### What is being asked
Copy each line of the entries that contains the word "monohydrate".

++++

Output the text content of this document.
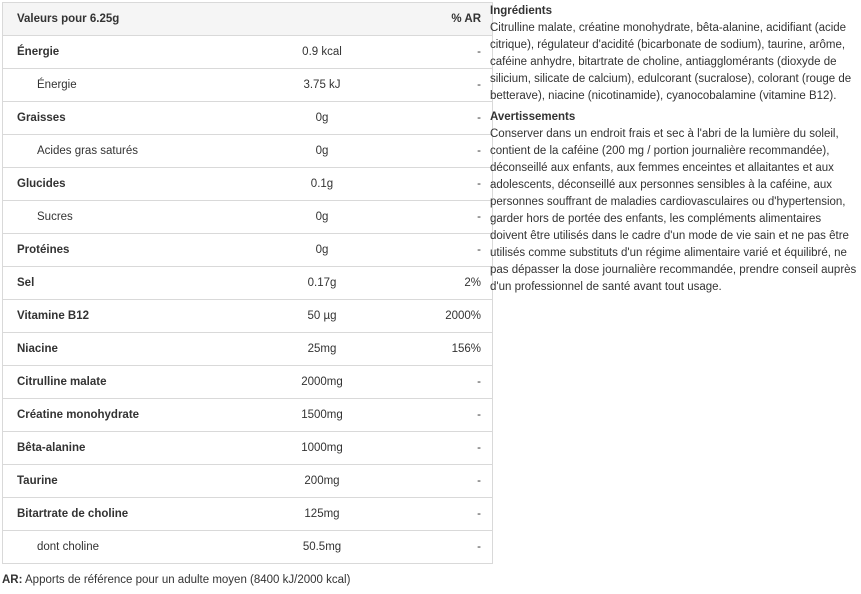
Valeurs pour 6.25g		% AR
Énergie	0.9 kcal	-
Énergie	3.75 kJ	-
Graisses	0g	-
Acides gras saturés	0g	-
Glucides	0.1g	-
Sucres	0g	-
Protéines	0g	-
Sel	0.17g	2%
Vitamine B12	50 µg	2000%
Niacine	25mg	156%
Citrulline malate	2000mg	-
Créatine monohydrate	1500mg	-
Bêta-alanine	1000mg	-
Taurine	200mg	-
Bitartrate de choline	125mg	-
dont choline	50.5mg	-
AR: Apports de référence pour un adulte moyen (8400 kJ/2000 kcal)
Ingrédients

Citrulline malate, créatine monohydrate, bêta-alanine, acidifiant (acide citrique), régulateur d'acidité (bicarbonate de sodium), taurine, arôme, caféine anhydre, bitartrate de choline, antiagglomérants (dioxyde de silicium, silicate de calcium), edulcorant (sucralose), colorant (rouge de betterave), niacine (nicotinamide), cyanocobalamine (vitamine B12).

Avertissements

Conserver dans un endroit frais et sec à l'abri de la lumière du soleil, contient de la caféine (200 mg / portion journalière recommandée), déconseillé aux enfants, aux femmes enceintes et allaitantes et aux adolescents, déconseillé aux personnes sensibles à la caféine, aux personnes souffrant de maladies cardiovasculaires ou d'hypertension, garder hors de portée des enfants, les compléments alimentaires doivent être utilisés dans le cadre d'un mode de vie sain et ne pas être utilisés comme substituts d'un régime alimentaire varié et équilibré, ne pas dépasser la dose journalière recommandée, prendre conseil auprès d'un professionnel de santé avant tout usage.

++++

### Result of the exercise
Créatine monohydrate	1500mg	-
Citrulline malate, créatine monohydrate, bêta-alanine, acidifiant (acide citrique), régulateur d'acidité (bicarbonate de sodium), taurine, arôme, caféine anhydre, bitartrate de choline, antiagglomérants (dioxyde de silicium, silicate de calcium), edulcorant (sucralose), colorant (rouge de betterave), niacine (nicotinamide), cyanocobalamine (vitamine B12).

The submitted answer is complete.